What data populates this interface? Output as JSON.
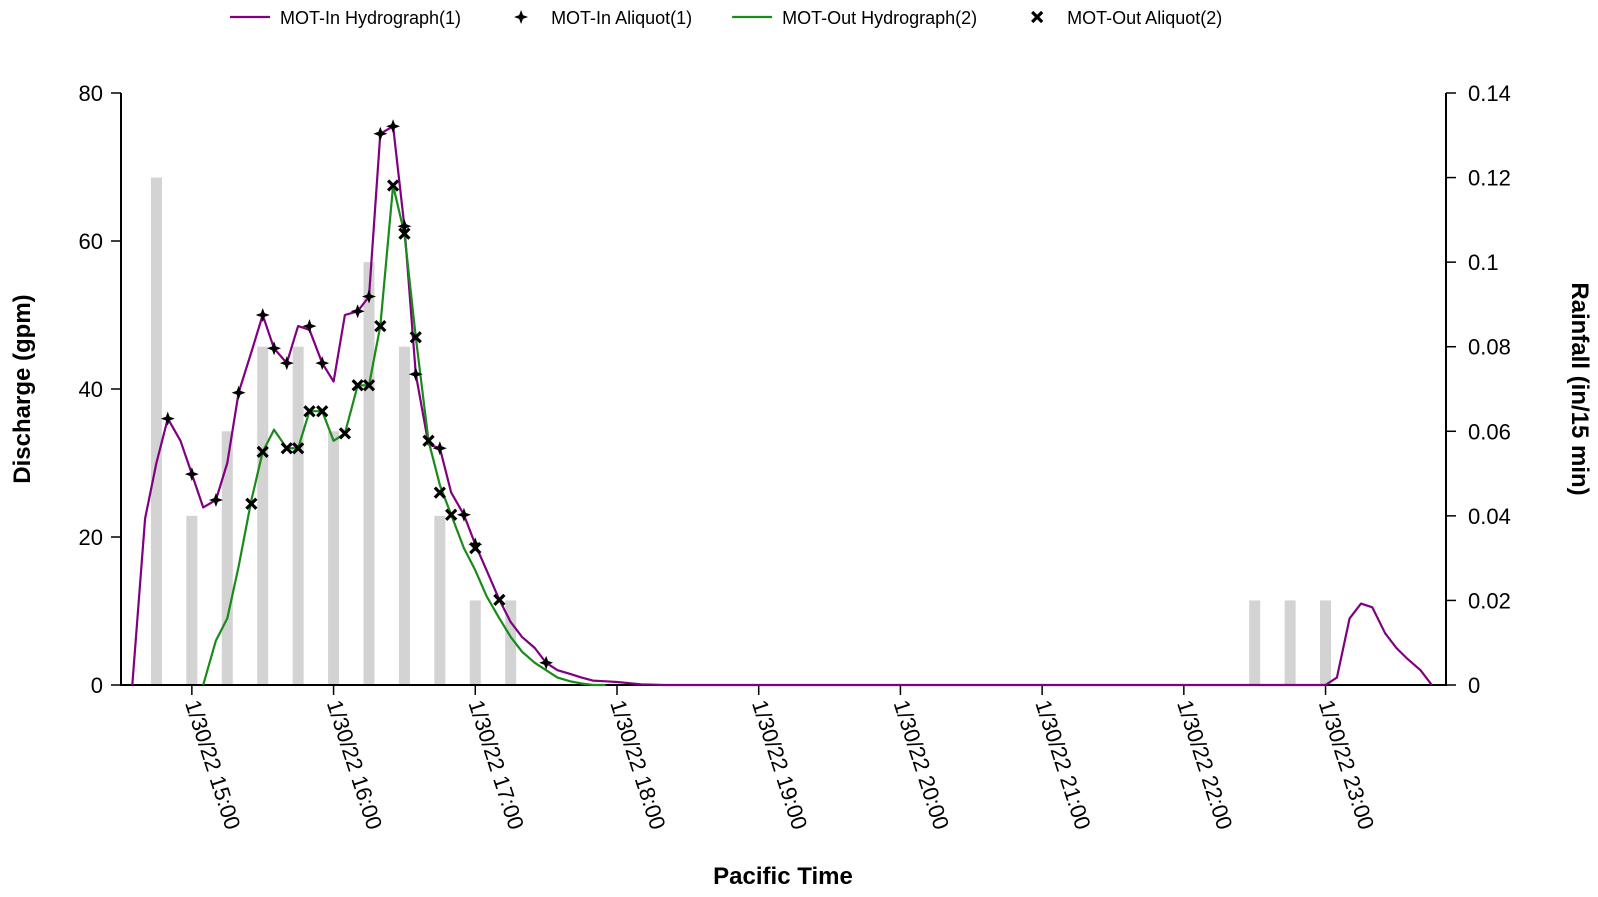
{
  "chart_data": {
    "type": "line",
    "xlabel": "Pacific Time",
    "ylabel": "Discharge (gpm)",
    "y2label": "Rainfall (in/15 min)",
    "ylim": [
      0,
      80
    ],
    "y2lim": [
      0,
      0.14
    ],
    "x_unit": "hours (1/30/22, 24h clock)",
    "xlim": [
      14.5,
      23.85
    ],
    "x_ticks": [
      {
        "x": 15,
        "label": "1/30/22 15:00"
      },
      {
        "x": 16,
        "label": "1/30/22 16:00"
      },
      {
        "x": 17,
        "label": "1/30/22 17:00"
      },
      {
        "x": 18,
        "label": "1/30/22 18:00"
      },
      {
        "x": 19,
        "label": "1/30/22 19:00"
      },
      {
        "x": 20,
        "label": "1/30/22 20:00"
      },
      {
        "x": 21,
        "label": "1/30/22 21:00"
      },
      {
        "x": 22,
        "label": "1/30/22 22:00"
      },
      {
        "x": 23,
        "label": "1/30/22 23:00"
      }
    ],
    "y_ticks": [
      0,
      20,
      40,
      60,
      80
    ],
    "y2_ticks": [
      {
        "v": 0,
        "label": "0"
      },
      {
        "v": 0.02,
        "label": "0.02"
      },
      {
        "v": 0.04,
        "label": "0.04"
      },
      {
        "v": 0.06,
        "label": "0.06"
      },
      {
        "v": 0.08,
        "label": "0.08"
      },
      {
        "v": 0.1,
        "label": "0.1"
      },
      {
        "v": 0.12,
        "label": "0.12"
      },
      {
        "v": 0.14,
        "label": "0.14"
      }
    ],
    "grid": false,
    "legend_position": "top",
    "series": [
      {
        "name": "MOT-In Hydrograph(1)",
        "kind": "line",
        "axis": "left",
        "color": "#800080",
        "x": [
          14.58,
          14.67,
          14.75,
          14.83,
          14.92,
          15.0,
          15.08,
          15.17,
          15.25,
          15.33,
          15.42,
          15.5,
          15.58,
          15.67,
          15.75,
          15.83,
          15.92,
          16.0,
          16.08,
          16.17,
          16.25,
          16.33,
          16.42,
          16.5,
          16.58,
          16.67,
          16.75,
          16.83,
          16.92,
          17.0,
          17.08,
          17.17,
          17.25,
          17.33,
          17.42,
          17.5,
          17.58,
          17.67,
          17.75,
          17.83,
          17.92,
          18.0,
          18.17,
          18.33,
          18.5,
          18.67,
          18.83,
          19.0,
          20.0,
          21.0,
          22.0,
          22.83,
          22.92,
          23.0,
          23.08,
          23.17,
          23.25,
          23.33,
          23.42,
          23.5,
          23.58,
          23.67,
          23.75
        ],
        "y": [
          0,
          22.5,
          30.0,
          36.0,
          33.0,
          28.5,
          24.0,
          25.0,
          30.0,
          39.5,
          45.0,
          50.0,
          45.5,
          43.5,
          48.5,
          48.0,
          43.5,
          41.0,
          50.0,
          50.5,
          52.5,
          74.5,
          75.5,
          62.0,
          42.0,
          32.5,
          32.0,
          26.0,
          23.0,
          19.0,
          15.5,
          11.5,
          8.5,
          6.5,
          5.0,
          3.0,
          2.0,
          1.5,
          1.0,
          0.6,
          0.5,
          0.4,
          0.1,
          0,
          0,
          0,
          0,
          0,
          0,
          0,
          0,
          0,
          0,
          0,
          1.0,
          9.0,
          11.0,
          10.5,
          7.0,
          5.0,
          3.5,
          2.0,
          0
        ]
      },
      {
        "name": "MOT-In Aliquot(1)",
        "kind": "marker",
        "marker": "star4",
        "axis": "left",
        "color": "#000000",
        "x": [
          14.83,
          15.0,
          15.17,
          15.33,
          15.5,
          15.58,
          15.67,
          15.83,
          15.92,
          16.17,
          16.25,
          16.33,
          16.42,
          16.5,
          16.58,
          16.75,
          16.92,
          17.0,
          17.5
        ],
        "y": [
          36.0,
          28.5,
          25.0,
          39.5,
          50.0,
          45.5,
          43.5,
          48.5,
          43.5,
          50.5,
          52.5,
          74.5,
          75.5,
          62.0,
          42.0,
          32.0,
          23.0,
          19.0,
          3.0
        ]
      },
      {
        "name": "MOT-Out Hydrograph(2)",
        "kind": "line",
        "axis": "left",
        "color": "#1a8a1a",
        "x": [
          15.08,
          15.17,
          15.25,
          15.33,
          15.42,
          15.5,
          15.58,
          15.67,
          15.75,
          15.83,
          15.92,
          16.0,
          16.08,
          16.17,
          16.25,
          16.33,
          16.42,
          16.5,
          16.58,
          16.67,
          16.75,
          16.83,
          16.92,
          17.0,
          17.08,
          17.17,
          17.25,
          17.33,
          17.42,
          17.5,
          17.58,
          17.67,
          17.75,
          17.83,
          17.92
        ],
        "y": [
          0,
          6.0,
          9.0,
          16.0,
          25.0,
          31.5,
          34.5,
          32.0,
          32.0,
          37.0,
          37.0,
          33.0,
          34.0,
          40.5,
          40.5,
          48.5,
          67.5,
          61.0,
          47.0,
          33.0,
          27.0,
          23.0,
          18.5,
          15.5,
          12.0,
          9.0,
          6.5,
          4.5,
          3.0,
          2.0,
          1.0,
          0.5,
          0.2,
          0,
          0
        ]
      },
      {
        "name": "MOT-Out Aliquot(2)",
        "kind": "marker",
        "marker": "x",
        "axis": "left",
        "color": "#000000",
        "x": [
          15.42,
          15.5,
          15.67,
          15.75,
          15.83,
          15.92,
          16.08,
          16.17,
          16.25,
          16.33,
          16.42,
          16.5,
          16.58,
          16.67,
          16.75,
          16.83,
          17.0,
          17.17
        ],
        "y": [
          24.5,
          31.5,
          32.0,
          32.0,
          37.0,
          37.0,
          34.0,
          40.5,
          40.5,
          48.5,
          67.5,
          61.0,
          47.0,
          33.0,
          26.0,
          23.0,
          18.5,
          11.5
        ]
      },
      {
        "kind": "bar",
        "axis": "right",
        "color": "#d3d3d3",
        "x": [
          14.75,
          15.0,
          15.25,
          15.5,
          15.75,
          16.0,
          16.25,
          16.5,
          16.75,
          17.0,
          17.25,
          22.5,
          22.75,
          23.0
        ],
        "y": [
          0.12,
          0.04,
          0.06,
          0.08,
          0.08,
          0.06,
          0.1,
          0.08,
          0.04,
          0.02,
          0.02,
          0.02,
          0.02,
          0.02
        ]
      }
    ]
  }
}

> [Directions]
Copy out all the records exactly, excluding pictures.

> [Result of this exercise]
What data populates this interface? Output as JSON.
{
  "chart_data": {
    "type": "line",
    "xlabel": "Pacific Time",
    "ylabel": "Discharge (gpm)",
    "y2label": "Rainfall (in/15 min)",
    "ylim": [
      0,
      80
    ],
    "y2lim": [
      0,
      0.14
    ],
    "x_unit": "hours (1/30/22, 24h clock)",
    "xlim": [
      14.5,
      23.85
    ],
    "x_ticks": [
      {
        "x": 15,
        "label": "1/30/22 15:00"
      },
      {
        "x": 16,
        "label": "1/30/22 16:00"
      },
      {
        "x": 17,
        "label": "1/30/22 17:00"
      },
      {
        "x": 18,
        "label": "1/30/22 18:00"
      },
      {
        "x": 19,
        "label": "1/30/22 19:00"
      },
      {
        "x": 20,
        "label": "1/30/22 20:00"
      },
      {
        "x": 21,
        "label": "1/30/22 21:00"
      },
      {
        "x": 22,
        "label": "1/30/22 22:00"
      },
      {
        "x": 23,
        "label": "1/30/22 23:00"
      }
    ],
    "y_ticks": [
      0,
      20,
      40,
      60,
      80
    ],
    "y2_ticks": [
      {
        "v": 0,
        "label": "0"
      },
      {
        "v": 0.02,
        "label": "0.02"
      },
      {
        "v": 0.04,
        "label": "0.04"
      },
      {
        "v": 0.06,
        "label": "0.06"
      },
      {
        "v": 0.08,
        "label": "0.08"
      },
      {
        "v": 0.1,
        "label": "0.1"
      },
      {
        "v": 0.12,
        "label": "0.12"
      },
      {
        "v": 0.14,
        "label": "0.14"
      }
    ],
    "grid": false,
    "legend_position": "top",
    "series": [
      {
        "name": "MOT-In Hydrograph(1)",
        "kind": "line",
        "axis": "left",
        "color": "#800080",
        "x": [
          14.58,
          14.67,
          14.75,
          14.83,
          14.92,
          15.0,
          15.08,
          15.17,
          15.25,
          15.33,
          15.42,
          15.5,
          15.58,
          15.67,
          15.75,
          15.83,
          15.92,
          16.0,
          16.08,
          16.17,
          16.25,
          16.33,
          16.42,
          16.5,
          16.58,
          16.67,
          16.75,
          16.83,
          16.92,
          17.0,
          17.08,
          17.17,
          17.25,
          17.33,
          17.42,
          17.5,
          17.58,
          17.67,
          17.75,
          17.83,
          17.92,
          18.0,
          18.17,
          18.33,
          18.5,
          18.67,
          18.83,
          19.0,
          20.0,
          21.0,
          22.0,
          22.83,
          22.92,
          23.0,
          23.08,
          23.17,
          23.25,
          23.33,
          23.42,
          23.5,
          23.58,
          23.67,
          23.75
        ],
        "y": [
          0,
          22.5,
          30.0,
          36.0,
          33.0,
          28.5,
          24.0,
          25.0,
          30.0,
          39.5,
          45.0,
          50.0,
          45.5,
          43.5,
          48.5,
          48.0,
          43.5,
          41.0,
          50.0,
          50.5,
          52.5,
          74.5,
          75.5,
          62.0,
          42.0,
          32.5,
          32.0,
          26.0,
          23.0,
          19.0,
          15.5,
          11.5,
          8.5,
          6.5,
          5.0,
          3.0,
          2.0,
          1.5,
          1.0,
          0.6,
          0.5,
          0.4,
          0.1,
          0,
          0,
          0,
          0,
          0,
          0,
          0,
          0,
          0,
          0,
          0,
          1.0,
          9.0,
          11.0,
          10.5,
          7.0,
          5.0,
          3.5,
          2.0,
          0
        ]
      },
      {
        "name": "MOT-In Aliquot(1)",
        "kind": "marker",
        "marker": "star4",
        "axis": "left",
        "color": "#000000",
        "x": [
          14.83,
          15.0,
          15.17,
          15.33,
          15.5,
          15.58,
          15.67,
          15.83,
          15.92,
          16.17,
          16.25,
          16.33,
          16.42,
          16.5,
          16.58,
          16.75,
          16.92,
          17.0,
          17.5
        ],
        "y": [
          36.0,
          28.5,
          25.0,
          39.5,
          50.0,
          45.5,
          43.5,
          48.5,
          43.5,
          50.5,
          52.5,
          74.5,
          75.5,
          62.0,
          42.0,
          32.0,
          23.0,
          19.0,
          3.0
        ]
      },
      {
        "name": "MOT-Out Hydrograph(2)",
        "kind": "line",
        "axis": "left",
        "color": "#1a8a1a",
        "x": [
          15.08,
          15.17,
          15.25,
          15.33,
          15.42,
          15.5,
          15.58,
          15.67,
          15.75,
          15.83,
          15.92,
          16.0,
          16.08,
          16.17,
          16.25,
          16.33,
          16.42,
          16.5,
          16.58,
          16.67,
          16.75,
          16.83,
          16.92,
          17.0,
          17.08,
          17.17,
          17.25,
          17.33,
          17.42,
          17.5,
          17.58,
          17.67,
          17.75,
          17.83,
          17.92
        ],
        "y": [
          0,
          6.0,
          9.0,
          16.0,
          25.0,
          31.5,
          34.5,
          32.0,
          32.0,
          37.0,
          37.0,
          33.0,
          34.0,
          40.5,
          40.5,
          48.5,
          67.5,
          61.0,
          47.0,
          33.0,
          27.0,
          23.0,
          18.5,
          15.5,
          12.0,
          9.0,
          6.5,
          4.5,
          3.0,
          2.0,
          1.0,
          0.5,
          0.2,
          0,
          0
        ]
      },
      {
        "name": "MOT-Out Aliquot(2)",
        "kind": "marker",
        "marker": "x",
        "axis": "left",
        "color": "#000000",
        "x": [
          15.42,
          15.5,
          15.67,
          15.75,
          15.83,
          15.92,
          16.08,
          16.17,
          16.25,
          16.33,
          16.42,
          16.5,
          16.58,
          16.67,
          16.75,
          16.83,
          17.0,
          17.17
        ],
        "y": [
          24.5,
          31.5,
          32.0,
          32.0,
          37.0,
          37.0,
          34.0,
          40.5,
          40.5,
          48.5,
          67.5,
          61.0,
          47.0,
          33.0,
          26.0,
          23.0,
          18.5,
          11.5
        ]
      },
      {
        "kind": "bar",
        "axis": "right",
        "color": "#d3d3d3",
        "x": [
          14.75,
          15.0,
          15.25,
          15.5,
          15.75,
          16.0,
          16.25,
          16.5,
          16.75,
          17.0,
          17.25,
          22.5,
          22.75,
          23.0
        ],
        "y": [
          0.12,
          0.04,
          0.06,
          0.08,
          0.08,
          0.06,
          0.1,
          0.08,
          0.04,
          0.02,
          0.02,
          0.02,
          0.02,
          0.02
        ]
      }
    ]
  }
}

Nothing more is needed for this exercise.